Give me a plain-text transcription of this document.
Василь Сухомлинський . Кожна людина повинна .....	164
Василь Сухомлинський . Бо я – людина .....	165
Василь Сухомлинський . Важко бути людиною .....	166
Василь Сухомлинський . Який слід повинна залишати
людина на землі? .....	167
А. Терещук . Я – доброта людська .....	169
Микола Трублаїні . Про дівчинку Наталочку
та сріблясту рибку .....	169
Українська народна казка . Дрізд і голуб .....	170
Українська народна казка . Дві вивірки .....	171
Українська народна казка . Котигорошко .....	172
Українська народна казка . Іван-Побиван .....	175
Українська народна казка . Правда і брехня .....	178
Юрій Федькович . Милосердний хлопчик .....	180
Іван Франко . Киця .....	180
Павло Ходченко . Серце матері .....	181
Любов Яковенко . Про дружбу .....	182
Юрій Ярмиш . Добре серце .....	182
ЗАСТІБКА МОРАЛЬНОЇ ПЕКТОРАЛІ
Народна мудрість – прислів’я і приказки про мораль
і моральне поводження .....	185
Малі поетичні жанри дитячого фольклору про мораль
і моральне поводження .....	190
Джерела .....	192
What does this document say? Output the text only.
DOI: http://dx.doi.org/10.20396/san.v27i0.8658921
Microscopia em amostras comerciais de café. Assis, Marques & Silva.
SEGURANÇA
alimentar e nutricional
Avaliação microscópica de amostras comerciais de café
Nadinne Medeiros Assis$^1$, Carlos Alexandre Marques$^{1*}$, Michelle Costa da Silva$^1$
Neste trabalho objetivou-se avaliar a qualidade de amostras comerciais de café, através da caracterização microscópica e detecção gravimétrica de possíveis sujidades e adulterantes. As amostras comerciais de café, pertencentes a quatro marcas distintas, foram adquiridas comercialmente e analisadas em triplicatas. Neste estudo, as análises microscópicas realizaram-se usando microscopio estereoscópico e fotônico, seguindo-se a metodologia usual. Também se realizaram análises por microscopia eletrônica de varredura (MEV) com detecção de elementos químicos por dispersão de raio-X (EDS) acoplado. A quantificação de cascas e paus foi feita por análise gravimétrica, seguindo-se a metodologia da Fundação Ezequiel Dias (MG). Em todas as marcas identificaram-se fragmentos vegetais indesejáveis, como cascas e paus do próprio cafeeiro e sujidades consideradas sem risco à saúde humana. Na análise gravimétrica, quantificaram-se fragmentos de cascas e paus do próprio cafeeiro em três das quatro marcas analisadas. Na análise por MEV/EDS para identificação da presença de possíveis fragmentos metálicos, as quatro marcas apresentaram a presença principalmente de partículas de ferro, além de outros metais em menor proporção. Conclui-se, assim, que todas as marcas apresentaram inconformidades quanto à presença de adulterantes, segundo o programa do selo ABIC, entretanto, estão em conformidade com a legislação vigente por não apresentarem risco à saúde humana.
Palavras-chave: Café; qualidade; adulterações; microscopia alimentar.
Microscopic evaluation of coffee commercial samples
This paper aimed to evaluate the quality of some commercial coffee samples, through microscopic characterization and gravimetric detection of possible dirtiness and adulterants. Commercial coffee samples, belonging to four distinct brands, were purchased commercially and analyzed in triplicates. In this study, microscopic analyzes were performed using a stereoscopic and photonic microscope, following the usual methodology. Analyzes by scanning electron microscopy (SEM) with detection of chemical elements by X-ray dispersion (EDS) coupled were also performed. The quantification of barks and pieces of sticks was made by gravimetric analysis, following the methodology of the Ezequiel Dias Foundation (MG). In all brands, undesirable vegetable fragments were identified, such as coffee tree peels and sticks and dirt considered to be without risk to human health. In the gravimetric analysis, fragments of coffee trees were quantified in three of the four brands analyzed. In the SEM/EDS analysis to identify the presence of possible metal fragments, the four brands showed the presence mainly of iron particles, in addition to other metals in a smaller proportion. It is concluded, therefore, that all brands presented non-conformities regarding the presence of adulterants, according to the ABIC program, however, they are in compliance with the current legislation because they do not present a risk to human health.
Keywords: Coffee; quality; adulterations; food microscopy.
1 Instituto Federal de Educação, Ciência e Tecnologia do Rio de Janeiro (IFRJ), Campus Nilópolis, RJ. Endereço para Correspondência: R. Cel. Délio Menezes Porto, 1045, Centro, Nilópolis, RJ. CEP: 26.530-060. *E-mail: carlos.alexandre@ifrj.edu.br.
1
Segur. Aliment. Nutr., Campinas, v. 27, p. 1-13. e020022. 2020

* [TASK REQUIREMENTS]:
Copy the data above in full, character for character.

* [TASK RESULT]:
Give me a plain-text transcription of this document.
Василь Сухомлинський . Кожна людина повинна .....	164
Василь Сухомлинський . Бо я – людина .....	165
Василь Сухомлинський . Важко бути людиною .....	166
Василь Сухомлинський . Який слід повинна залишати
людина на землі? .....	167
А. Терещук . Я – доброта людська .....	169
Микола Трублаїні . Про дівчинку Наталочку
та сріблясту рибку .....	169
Українська народна казка . Дрізд і голуб .....	170
Українська народна казка . Дві вивірки .....	171
Українська народна казка . Котигорошко .....	172
Українська народна казка . Іван-Побиван .....	175
Українська народна казка . Правда і брехня .....	178
Юрій Федькович . Милосердний хлопчик .....	180
Іван Франко . Киця .....	180
Павло Ходченко . Серце матері .....	181
Любов Яковенко . Про дружбу .....	182
Юрій Ярмиш . Добре серце .....	182
ЗАСТІБКА МОРАЛЬНОЇ ПЕКТОРАЛІ
Народна мудрість – прислів’я і приказки про мораль
і моральне поводження .....	185
Малі поетичні жанри дитячого фольклору про мораль
і моральне поводження .....	190
Джерела .....	192
What does this document say? Output the text only.
DOI: http://dx.doi.org/10.20396/san.v27i0.8658921
Microscopia em amostras comerciais de café. Assis, Marques & Silva.
SEGURANÇA
alimentar e nutricional
Avaliação microscópica de amostras comerciais de café
Nadinne Medeiros Assis$^1$, Carlos Alexandre Marques$^{1*}$, Michelle Costa da Silva$^1$
Neste trabalho objetivou-se avaliar a qualidade de amostras comerciais de café, através da caracterização microscópica e detecção gravimétrica de possíveis sujidades e adulterantes. As amostras comerciais de café, pertencentes a quatro marcas distintas, foram adquiridas comercialmente e analisadas em triplicatas. Neste estudo, as análises microscópicas realizaram-se usando microscopio estereoscópico e fotônico, seguindo-se a metodologia usual. Também se realizaram análises por microscopia eletrônica de varredura (MEV) com detecção de elementos químicos por dispersão de raio-X (EDS) acoplado. A quantificação de cascas e paus foi feita por análise gravimétrica, seguindo-se a metodologia da Fundação Ezequiel Dias (MG). Em todas as marcas identificaram-se fragmentos vegetais indesejáveis, como cascas e paus do próprio cafeeiro e sujidades consideradas sem risco à saúde humana. Na análise gravimétrica, quantificaram-se fragmentos de cascas e paus do próprio cafeeiro em três das quatro marcas analisadas. Na análise por MEV/EDS para identificação da presença de possíveis fragmentos metálicos, as quatro marcas apresentaram a presença principalmente de partículas de ferro, além de outros metais em menor proporção. Conclui-se, assim, que todas as marcas apresentaram inconformidades quanto à presença de adulterantes, segundo o programa do selo ABIC, entretanto, estão em conformidade com a legislação vigente por não apresentarem risco à saúde humana.
Palavras-chave: Café; qualidade; adulterações; microscopia alimentar.
Microscopic evaluation of coffee commercial samples
This paper aimed to evaluate the quality of some commercial coffee samples, through microscopic characterization and gravimetric detection of possible dirtiness and adulterants. Commercial coffee samples, belonging to four distinct brands, were purchased commercially and analyzed in triplicates. In this study, microscopic analyzes were performed using a stereoscopic and photonic microscope, following the usual methodology. Analyzes by scanning electron microscopy (SEM) with detection of chemical elements by X-ray dispersion (EDS) coupled were also performed. The quantification of barks and pieces of sticks was made by gravimetric analysis, following the methodology of the Ezequiel Dias Foundation (MG). In all brands, undesirable vegetable fragments were identified, such as coffee tree peels and sticks and dirt considered to be without risk to human health. In the gravimetric analysis, fragments of coffee trees were quantified in three of the four brands analyzed. In the SEM/EDS analysis to identify the presence of possible metal fragments, the four brands showed the presence mainly of iron particles, in addition to other metals in a smaller proportion. It is concluded, therefore, that all brands presented non-conformities regarding the presence of adulterants, according to the ABIC program, however, they are in compliance with the current legislation because they do not present a risk to human health.
Keywords: Coffee; quality; adulterations; food microscopy.
1 Instituto Federal de Educação, Ciência e Tecnologia do Rio de Janeiro (IFRJ), Campus Nilópolis, RJ. Endereço para Correspondência: R. Cel. Délio Menezes Porto, 1045, Centro, Nilópolis, RJ. CEP: 26.530-060. *E-mail: carlos.alexandre@ifrj.edu.br.
1
Segur. Aliment. Nutr., Campinas, v. 27, p. 1-13. e020022. 2020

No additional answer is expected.